WORKING DATA>
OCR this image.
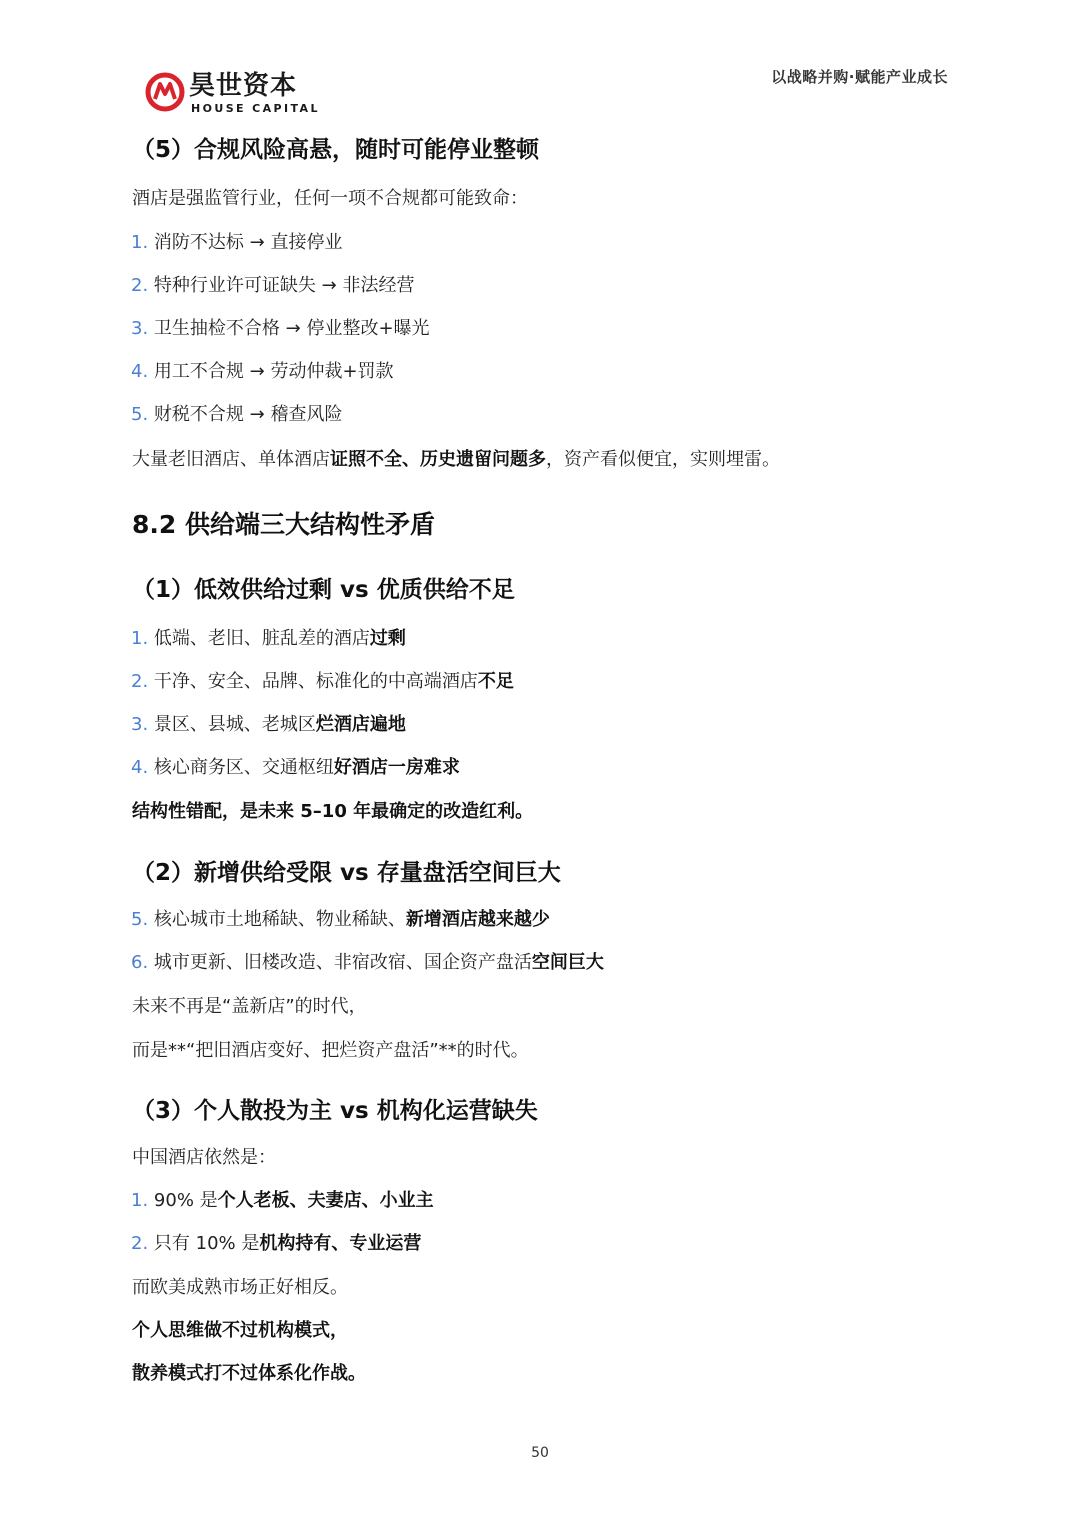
昊世资本
HOUSE CAPITAL
以战略并购·赋能产业成长
（5）合规风险高悬，随时可能停业整顿
酒店是强监管行业，任何一项不合规都可能致命：
1. 消防不达标 → 直接停业
2. 特种行业许可证缺失 → 非法经营
3. 卫生抽检不合格 → 停业整改+曝光
4. 用工不合规 → 劳动仲裁+罚款
5. 财税不合规 → 稽查风险
大量老旧酒店、单体酒店证照不全、历史遗留问题多，资产看似便宜，实则埋雷。
8.2 供给端三大结构性矛盾
（1）低效供给过剩 vs 优质供给不足
1. 低端、老旧、脏乱差的酒店过剩
2. 干净、安全、品牌、标准化的中高端酒店不足
3. 景区、县城、老城区烂酒店遍地
4. 核心商务区、交通枢纽好酒店一房难求
结构性错配，是未来 5–10 年最确定的改造红利。
（2）新增供给受限 vs 存量盘活空间巨大
5. 核心城市土地稀缺、物业稀缺、新增酒店越来越少
6. 城市更新、旧楼改造、非宿改宿、国企资产盘活空间巨大
未来不再是“盖新店”的时代，
而是**“把旧酒店变好、把烂资产盘活”**的时代。
（3）个人散投为主 vs 机构化运营缺失
中国酒店依然是：
1. 90% 是个人老板、夫妻店、小业主
2. 只有 10% 是机构持有、专业运营
而欧美成熟市场正好相反。
个人思维做不过机构模式，
散养模式打不过体系化作战。
50
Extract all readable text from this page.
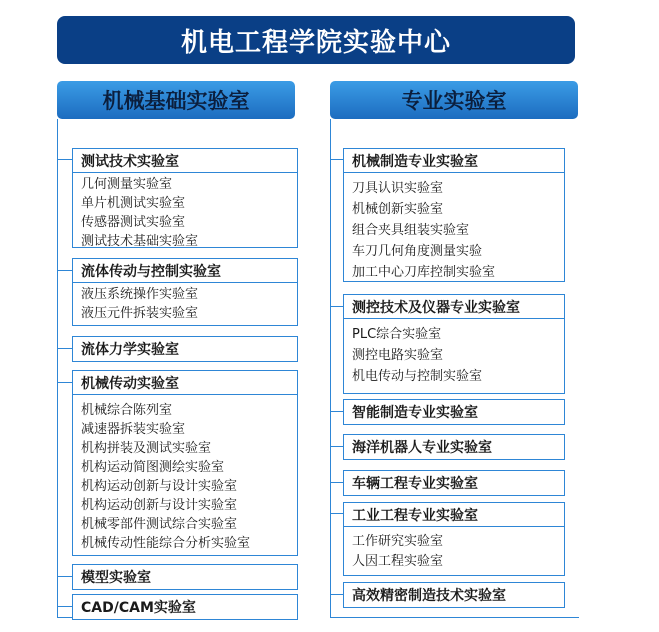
机电工程学院实验中心
机械基础实验室	专业实验室
测试技术实验室
几何测量实验室
单片机测试实验室
传感器测试实验室
测试技术基础实验室
流体传动与控制实验室
液压系统操作实验室
液压元件拆装实验室
流体力学实验室
机械传动实验室
机械综合陈列室
减速器拆装实验室
机构拼装及测试实验室
机构运动简图测绘实验室
机构运动创新与设计实验室
机构运动创新与设计实验室
机械零部件测试综合实验室
机械传动性能综合分析实验室
模型实验室
CAD/CAM实验室
机械制造专业实验室
刀具认识实验室
机械创新实验室
组合夹具组装实验室
车刀几何角度测量实验
加工中心刀库控制实验室
测控技术及仪器专业实验室
PLC综合实验室
测控电路实验室
机电传动与控制实验室
智能制造专业实验室
海洋机器人专业实验室
车辆工程专业实验室
工业工程专业实验室
工作研究实验室
人因工程实验室
高效精密制造技术实验室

TASK TO CARRY OUT> Leave out the pictures and give the listing above again exactly.

WRITTEN SOLUTION>
OCR this image.
昊世资本
HOUSE CAPITAL
以战略并购·赋能产业成长
（5）合规风险高悬，随时可能停业整顿
酒店是强监管行业，任何一项不合规都可能致命：
1. 消防不达标 → 直接停业
2. 特种行业许可证缺失 → 非法经营
3. 卫生抽检不合格 → 停业整改+曝光
4. 用工不合规 → 劳动仲裁+罚款
5. 财税不合规 → 稽查风险
大量老旧酒店、单体酒店证照不全、历史遗留问题多，资产看似便宜，实则埋雷。
8.2 供给端三大结构性矛盾
（1）低效供给过剩 vs 优质供给不足
1. 低端、老旧、脏乱差的酒店过剩
2. 干净、安全、品牌、标准化的中高端酒店不足
3. 景区、县城、老城区烂酒店遍地
4. 核心商务区、交通枢纽好酒店一房难求
结构性错配，是未来 5–10 年最确定的改造红利。
（2）新增供给受限 vs 存量盘活空间巨大
5. 核心城市土地稀缺、物业稀缺、新增酒店越来越少
6. 城市更新、旧楼改造、非宿改宿、国企资产盘活空间巨大
未来不再是“盖新店”的时代，
而是**“把旧酒店变好、把烂资产盘活”**的时代。
（3）个人散投为主 vs 机构化运营缺失
中国酒店依然是：
1. 90% 是个人老板、夫妻店、小业主
2. 只有 10% 是机构持有、专业运营
而欧美成熟市场正好相反。
个人思维做不过机构模式，
散养模式打不过体系化作战。
50
Extract all readable text from this page.
机电工程学院实验中心
机械基础实验室	专业实验室
测试技术实验室
几何测量实验室
单片机测试实验室
传感器测试实验室
测试技术基础实验室
流体传动与控制实验室
液压系统操作实验室
液压元件拆装实验室
流体力学实验室
机械传动实验室
机械综合陈列室
减速器拆装实验室
机构拼装及测试实验室
机构运动简图测绘实验室
机构运动创新与设计实验室
机构运动创新与设计实验室
机械零部件测试综合实验室
机械传动性能综合分析实验室
模型实验室
CAD/CAM实验室
机械制造专业实验室
刀具认识实验室
机械创新实验室
组合夹具组装实验室
车刀几何角度测量实验
加工中心刀库控制实验室
测控技术及仪器专业实验室
PLC综合实验室
测控电路实验室
机电传动与控制实验室
智能制造专业实验室
海洋机器人专业实验室
车辆工程专业实验室
工业工程专业实验室
工作研究实验室
人因工程实验室
高效精密制造技术实验室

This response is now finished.